• Short task
Set every record down verbatim and omit the pictures.

========

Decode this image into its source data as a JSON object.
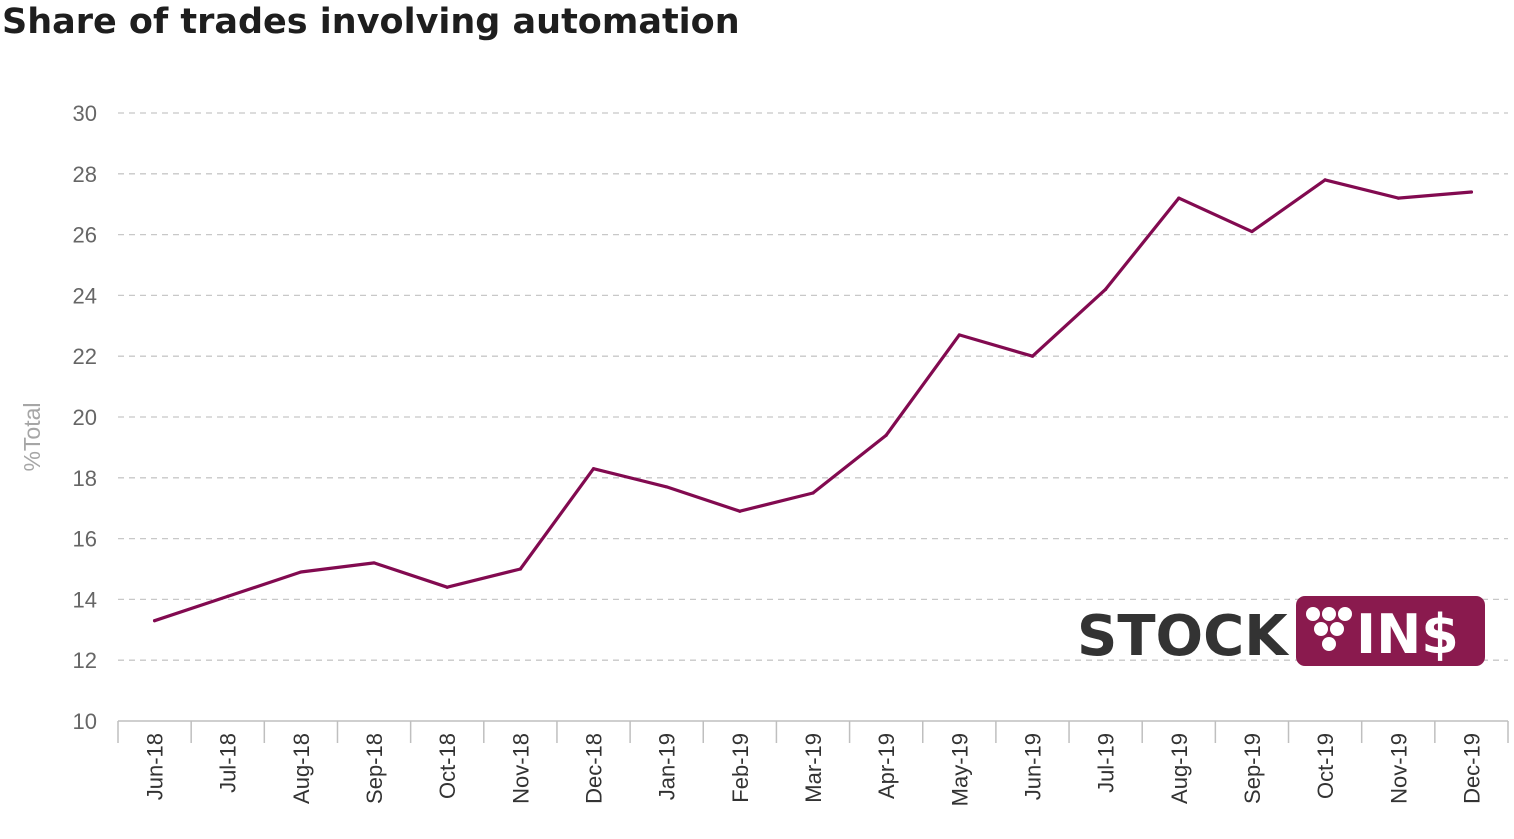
{
  "chart_data": {
    "type": "line",
    "title": "Share of trades involving automation",
    "ylabel": "%Total",
    "xlabel": "",
    "ylim": [
      10,
      30
    ],
    "yticks": [
      10,
      12,
      14,
      16,
      18,
      20,
      22,
      24,
      26,
      28,
      30
    ],
    "grid": true,
    "categories": [
      "Jun-18",
      "Jul-18",
      "Aug-18",
      "Sep-18",
      "Oct-18",
      "Nov-18",
      "Dec-18",
      "Jan-19",
      "Feb-19",
      "Mar-19",
      "Apr-19",
      "May-19",
      "Jun-19",
      "Jul-19",
      "Aug-19",
      "Sep-19",
      "Oct-19",
      "Nov-19",
      "Dec-19"
    ],
    "series": [
      {
        "values": [
          13.3,
          14.1,
          14.9,
          15.2,
          14.4,
          15.0,
          18.3,
          17.7,
          16.9,
          17.5,
          19.4,
          22.7,
          22.0,
          24.2,
          27.2,
          26.1,
          27.8,
          27.2,
          27.4
        ],
        "color": "#820a50"
      }
    ]
  },
  "logo": {
    "text_left": "STOCK",
    "text_right": "IN$",
    "color_dark": "#333333",
    "color_brand": "#8a1a4e"
  }
}
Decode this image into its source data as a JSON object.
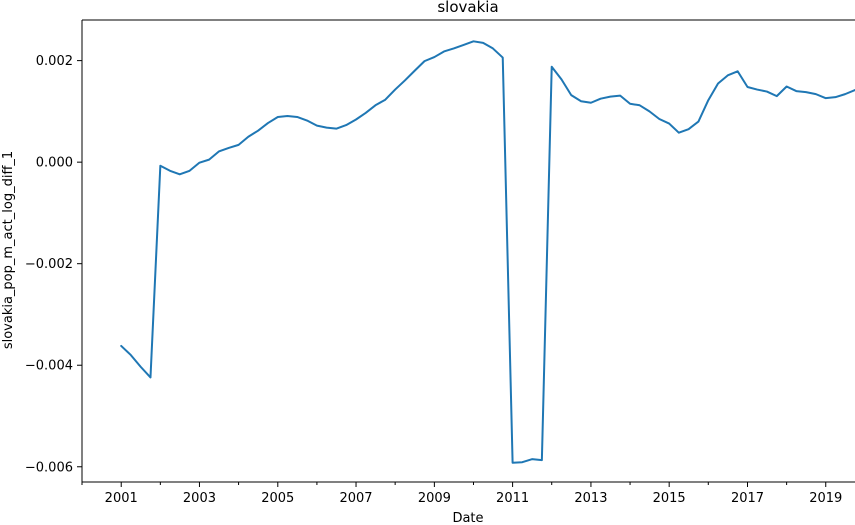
{
  "chart_data": {
    "type": "line",
    "title": "slovakia",
    "xlabel": "Date",
    "ylabel": "slovakia_pop_m_act_log_diff_1",
    "xlim": [
      "2000-01-01",
      "2019-10-01"
    ],
    "ylim": [
      -0.0063,
      0.0028
    ],
    "xticks": [
      "2001",
      "2003",
      "2005",
      "2007",
      "2009",
      "2011",
      "2013",
      "2015",
      "2017",
      "2019"
    ],
    "yticks": [
      {
        "value": 0.002,
        "label": "0.002"
      },
      {
        "value": 0.0,
        "label": "0.000"
      },
      {
        "value": -0.002,
        "label": "−0.002"
      },
      {
        "value": -0.004,
        "label": "−0.004"
      },
      {
        "value": -0.006,
        "label": "−0.006"
      }
    ],
    "grid": false,
    "line_color": "#1f77b4",
    "series": [
      {
        "x": [
          "2001-01-01",
          "2001-04-01",
          "2001-07-01",
          "2001-10-01",
          "2002-01-01",
          "2002-04-01",
          "2002-07-01",
          "2002-10-01",
          "2003-01-01",
          "2003-04-01",
          "2003-07-01",
          "2003-10-01",
          "2004-01-01",
          "2004-04-01",
          "2004-07-01",
          "2004-10-01",
          "2005-01-01",
          "2005-04-01",
          "2005-07-01",
          "2005-10-01",
          "2006-01-01",
          "2006-04-01",
          "2006-07-01",
          "2006-10-01",
          "2007-01-01",
          "2007-04-01",
          "2007-07-01",
          "2007-10-01",
          "2008-01-01",
          "2008-04-01",
          "2008-07-01",
          "2008-10-01",
          "2009-01-01",
          "2009-04-01",
          "2009-07-01",
          "2009-10-01",
          "2010-01-01",
          "2010-04-01",
          "2010-07-01",
          "2010-10-01",
          "2011-01-01",
          "2011-04-01",
          "2011-07-01",
          "2011-10-01",
          "2012-01-01",
          "2012-04-01",
          "2012-07-01",
          "2012-10-01",
          "2013-01-01",
          "2013-04-01",
          "2013-07-01",
          "2013-10-01",
          "2014-01-01",
          "2014-04-01",
          "2014-07-01",
          "2014-10-01",
          "2015-01-01",
          "2015-04-01",
          "2015-07-01",
          "2015-10-01",
          "2016-01-01",
          "2016-04-01",
          "2016-07-01",
          "2016-10-01",
          "2017-01-01",
          "2017-04-01",
          "2017-07-01",
          "2017-10-01",
          "2018-01-01",
          "2018-04-01",
          "2018-07-01",
          "2018-10-01",
          "2019-01-01",
          "2019-04-01",
          "2019-07-01",
          "2019-10-01"
        ],
        "y": [
          -0.00362,
          -0.0038,
          -0.00403,
          -0.00424,
          -7e-05,
          -0.00017,
          -0.00024,
          -0.00017,
          -1e-05,
          5e-05,
          0.00021,
          0.00028,
          0.00034,
          0.0005,
          0.00062,
          0.00077,
          0.00089,
          0.00091,
          0.00089,
          0.00082,
          0.00072,
          0.00068,
          0.00066,
          0.00073,
          0.00084,
          0.00097,
          0.00112,
          0.00123,
          0.00143,
          0.00161,
          0.0018,
          0.00199,
          0.00207,
          0.00218,
          0.00224,
          0.00231,
          0.00238,
          0.00235,
          0.00224,
          0.00206,
          -0.00592,
          -0.00591,
          -0.00585,
          -0.00587,
          0.00188,
          0.00163,
          0.00132,
          0.0012,
          0.00117,
          0.00125,
          0.00129,
          0.00131,
          0.00115,
          0.00112,
          0.001,
          0.00085,
          0.00076,
          0.00058,
          0.00065,
          0.0008,
          0.00122,
          0.00155,
          0.00171,
          0.00179,
          0.00148,
          0.00143,
          0.00139,
          0.0013,
          0.00149,
          0.0014,
          0.00138,
          0.00134,
          0.00126,
          0.00128,
          0.00134,
          0.00142
        ]
      }
    ]
  }
}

========

• Exercise response
Decode this image into its source data as a JSON object.
{
  "chart_data": {
    "type": "line",
    "title": "Share of trades involving automation",
    "ylabel": "%Total",
    "xlabel": "",
    "ylim": [
      10,
      30
    ],
    "yticks": [
      10,
      12,
      14,
      16,
      18,
      20,
      22,
      24,
      26,
      28,
      30
    ],
    "grid": true,
    "categories": [
      "Jun-18",
      "Jul-18",
      "Aug-18",
      "Sep-18",
      "Oct-18",
      "Nov-18",
      "Dec-18",
      "Jan-19",
      "Feb-19",
      "Mar-19",
      "Apr-19",
      "May-19",
      "Jun-19",
      "Jul-19",
      "Aug-19",
      "Sep-19",
      "Oct-19",
      "Nov-19",
      "Dec-19"
    ],
    "series": [
      {
        "values": [
          13.3,
          14.1,
          14.9,
          15.2,
          14.4,
          15.0,
          18.3,
          17.7,
          16.9,
          17.5,
          19.4,
          22.7,
          22.0,
          24.2,
          27.2,
          26.1,
          27.8,
          27.2,
          27.4
        ],
        "color": "#820a50"
      }
    ]
  },
  "logo": {
    "text_left": "STOCK",
    "text_right": "IN$",
    "color_dark": "#333333",
    "color_brand": "#8a1a4e"
  }
}
Decode this image into its source data as a JSON object.
{
  "chart_data": {
    "type": "line",
    "title": "slovakia",
    "xlabel": "Date",
    "ylabel": "slovakia_pop_m_act_log_diff_1",
    "xlim": [
      "2000-01-01",
      "2019-10-01"
    ],
    "ylim": [
      -0.0063,
      0.0028
    ],
    "xticks": [
      "2001",
      "2003",
      "2005",
      "2007",
      "2009",
      "2011",
      "2013",
      "2015",
      "2017",
      "2019"
    ],
    "yticks": [
      {
        "value": 0.002,
        "label": "0.002"
      },
      {
        "value": 0.0,
        "label": "0.000"
      },
      {
        "value": -0.002,
        "label": "−0.002"
      },
      {
        "value": -0.004,
        "label": "−0.004"
      },
      {
        "value": -0.006,
        "label": "−0.006"
      }
    ],
    "grid": false,
    "line_color": "#1f77b4",
    "series": [
      {
        "x": [
          "2001-01-01",
          "2001-04-01",
          "2001-07-01",
          "2001-10-01",
          "2002-01-01",
          "2002-04-01",
          "2002-07-01",
          "2002-10-01",
          "2003-01-01",
          "2003-04-01",
          "2003-07-01",
          "2003-10-01",
          "2004-01-01",
          "2004-04-01",
          "2004-07-01",
          "2004-10-01",
          "2005-01-01",
          "2005-04-01",
          "2005-07-01",
          "2005-10-01",
          "2006-01-01",
          "2006-04-01",
          "2006-07-01",
          "2006-10-01",
          "2007-01-01",
          "2007-04-01",
          "2007-07-01",
          "2007-10-01",
          "2008-01-01",
          "2008-04-01",
          "2008-07-01",
          "2008-10-01",
          "2009-01-01",
          "2009-04-01",
          "2009-07-01",
          "2009-10-01",
          "2010-01-01",
          "2010-04-01",
          "2010-07-01",
          "2010-10-01",
          "2011-01-01",
          "2011-04-01",
          "2011-07-01",
          "2011-10-01",
          "2012-01-01",
          "2012-04-01",
          "2012-07-01",
          "2012-10-01",
          "2013-01-01",
          "2013-04-01",
          "2013-07-01",
          "2013-10-01",
          "2014-01-01",
          "2014-04-01",
          "2014-07-01",
          "2014-10-01",
          "2015-01-01",
          "2015-04-01",
          "2015-07-01",
          "2015-10-01",
          "2016-01-01",
          "2016-04-01",
          "2016-07-01",
          "2016-10-01",
          "2017-01-01",
          "2017-04-01",
          "2017-07-01",
          "2017-10-01",
          "2018-01-01",
          "2018-04-01",
          "2018-07-01",
          "2018-10-01",
          "2019-01-01",
          "2019-04-01",
          "2019-07-01",
          "2019-10-01"
        ],
        "y": [
          -0.00362,
          -0.0038,
          -0.00403,
          -0.00424,
          -7e-05,
          -0.00017,
          -0.00024,
          -0.00017,
          -1e-05,
          5e-05,
          0.00021,
          0.00028,
          0.00034,
          0.0005,
          0.00062,
          0.00077,
          0.00089,
          0.00091,
          0.00089,
          0.00082,
          0.00072,
          0.00068,
          0.00066,
          0.00073,
          0.00084,
          0.00097,
          0.00112,
          0.00123,
          0.00143,
          0.00161,
          0.0018,
          0.00199,
          0.00207,
          0.00218,
          0.00224,
          0.00231,
          0.00238,
          0.00235,
          0.00224,
          0.00206,
          -0.00592,
          -0.00591,
          -0.00585,
          -0.00587,
          0.00188,
          0.00163,
          0.00132,
          0.0012,
          0.00117,
          0.00125,
          0.00129,
          0.00131,
          0.00115,
          0.00112,
          0.001,
          0.00085,
          0.00076,
          0.00058,
          0.00065,
          0.0008,
          0.00122,
          0.00155,
          0.00171,
          0.00179,
          0.00148,
          0.00143,
          0.00139,
          0.0013,
          0.00149,
          0.0014,
          0.00138,
          0.00134,
          0.00126,
          0.00128,
          0.00134,
          0.00142
        ]
      }
    ]
  }
}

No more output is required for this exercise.